Repeat every record below exactly as written.
* start Data *
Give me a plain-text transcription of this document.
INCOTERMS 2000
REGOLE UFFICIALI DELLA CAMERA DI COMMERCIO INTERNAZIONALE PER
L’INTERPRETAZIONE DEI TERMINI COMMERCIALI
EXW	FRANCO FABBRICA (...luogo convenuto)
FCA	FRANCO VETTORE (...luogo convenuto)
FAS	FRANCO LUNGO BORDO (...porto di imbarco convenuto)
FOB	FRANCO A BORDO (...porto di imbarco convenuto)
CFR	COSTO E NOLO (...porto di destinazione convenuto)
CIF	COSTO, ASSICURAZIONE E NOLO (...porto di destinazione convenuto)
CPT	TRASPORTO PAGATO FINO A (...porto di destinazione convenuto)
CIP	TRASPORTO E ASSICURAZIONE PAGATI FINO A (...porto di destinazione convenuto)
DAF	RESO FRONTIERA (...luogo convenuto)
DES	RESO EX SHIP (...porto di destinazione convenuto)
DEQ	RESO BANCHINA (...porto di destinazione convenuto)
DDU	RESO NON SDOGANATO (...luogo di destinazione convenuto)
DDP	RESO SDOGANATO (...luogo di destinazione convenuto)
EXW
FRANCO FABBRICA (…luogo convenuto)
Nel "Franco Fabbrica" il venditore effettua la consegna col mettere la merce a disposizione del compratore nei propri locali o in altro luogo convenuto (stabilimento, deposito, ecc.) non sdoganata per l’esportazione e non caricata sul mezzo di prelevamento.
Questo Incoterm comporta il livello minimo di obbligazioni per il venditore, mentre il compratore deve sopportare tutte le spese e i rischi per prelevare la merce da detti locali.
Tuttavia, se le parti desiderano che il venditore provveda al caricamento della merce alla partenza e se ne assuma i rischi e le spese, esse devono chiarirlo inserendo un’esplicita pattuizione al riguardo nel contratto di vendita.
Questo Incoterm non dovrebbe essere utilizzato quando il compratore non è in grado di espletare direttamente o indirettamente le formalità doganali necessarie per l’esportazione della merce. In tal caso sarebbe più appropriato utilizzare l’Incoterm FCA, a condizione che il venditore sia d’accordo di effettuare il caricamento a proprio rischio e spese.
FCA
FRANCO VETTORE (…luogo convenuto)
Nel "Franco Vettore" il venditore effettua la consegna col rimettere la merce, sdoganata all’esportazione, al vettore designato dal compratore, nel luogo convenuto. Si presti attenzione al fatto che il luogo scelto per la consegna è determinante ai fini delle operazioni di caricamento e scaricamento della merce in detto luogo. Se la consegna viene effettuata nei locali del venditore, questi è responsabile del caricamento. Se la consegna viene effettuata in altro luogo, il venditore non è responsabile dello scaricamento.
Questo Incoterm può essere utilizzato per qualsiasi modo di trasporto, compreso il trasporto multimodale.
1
* end Data *
Solution to the problem
Give me a plain-text transcription of this document.
INCOTERMS 2000
REGOLE UFFICIALI DELLA CAMERA DI COMMERCIO INTERNAZIONALE PER
L’INTERPRETAZIONE DEI TERMINI COMMERCIALI
EXW	FRANCO FABBRICA (...luogo convenuto)
FCA	FRANCO VETTORE (...luogo convenuto)
FAS	FRANCO LUNGO BORDO (...porto di imbarco convenuto)
FOB	FRANCO A BORDO (...porto di imbarco convenuto)
CFR	COSTO E NOLO (...porto di destinazione convenuto)
CIF	COSTO, ASSICURAZIONE E NOLO (...porto di destinazione convenuto)
CPT	TRASPORTO PAGATO FINO A (...porto di destinazione convenuto)
CIP	TRASPORTO E ASSICURAZIONE PAGATI FINO A (...porto di destinazione convenuto)
DAF	RESO FRONTIERA (...luogo convenuto)
DES	RESO EX SHIP (...porto di destinazione convenuto)
DEQ	RESO BANCHINA (...porto di destinazione convenuto)
DDU	RESO NON SDOGANATO (...luogo di destinazione convenuto)
DDP	RESO SDOGANATO (...luogo di destinazione convenuto)
EXW
FRANCO FABBRICA (…luogo convenuto)
Nel "Franco Fabbrica" il venditore effettua la consegna col mettere la merce a disposizione del compratore nei propri locali o in altro luogo convenuto (stabilimento, deposito, ecc.) non sdoganata per l’esportazione e non caricata sul mezzo di prelevamento.
Questo Incoterm comporta il livello minimo di obbligazioni per il venditore, mentre il compratore deve sopportare tutte le spese e i rischi per prelevare la merce da detti locali.
Tuttavia, se le parti desiderano che il venditore provveda al caricamento della merce alla partenza e se ne assuma i rischi e le spese, esse devono chiarirlo inserendo un’esplicita pattuizione al riguardo nel contratto di vendita.
Questo Incoterm non dovrebbe essere utilizzato quando il compratore non è in grado di espletare direttamente o indirettamente le formalità doganali necessarie per l’esportazione della merce. In tal caso sarebbe più appropriato utilizzare l’Incoterm FCA, a condizione che il venditore sia d’accordo di effettuare il caricamento a proprio rischio e spese.
FCA
FRANCO VETTORE (…luogo convenuto)
Nel "Franco Vettore" il venditore effettua la consegna col rimettere la merce, sdoganata all’esportazione, al vettore designato dal compratore, nel luogo convenuto. Si presti attenzione al fatto che il luogo scelto per la consegna è determinante ai fini delle operazioni di caricamento e scaricamento della merce in detto luogo. Se la consegna viene effettuata nei locali del venditore, questi è responsabile del caricamento. Se la consegna viene effettuata in altro luogo, il venditore non è responsabile dello scaricamento.
Questo Incoterm può essere utilizzato per qualsiasi modo di trasporto, compreso il trasporto multimodale.
1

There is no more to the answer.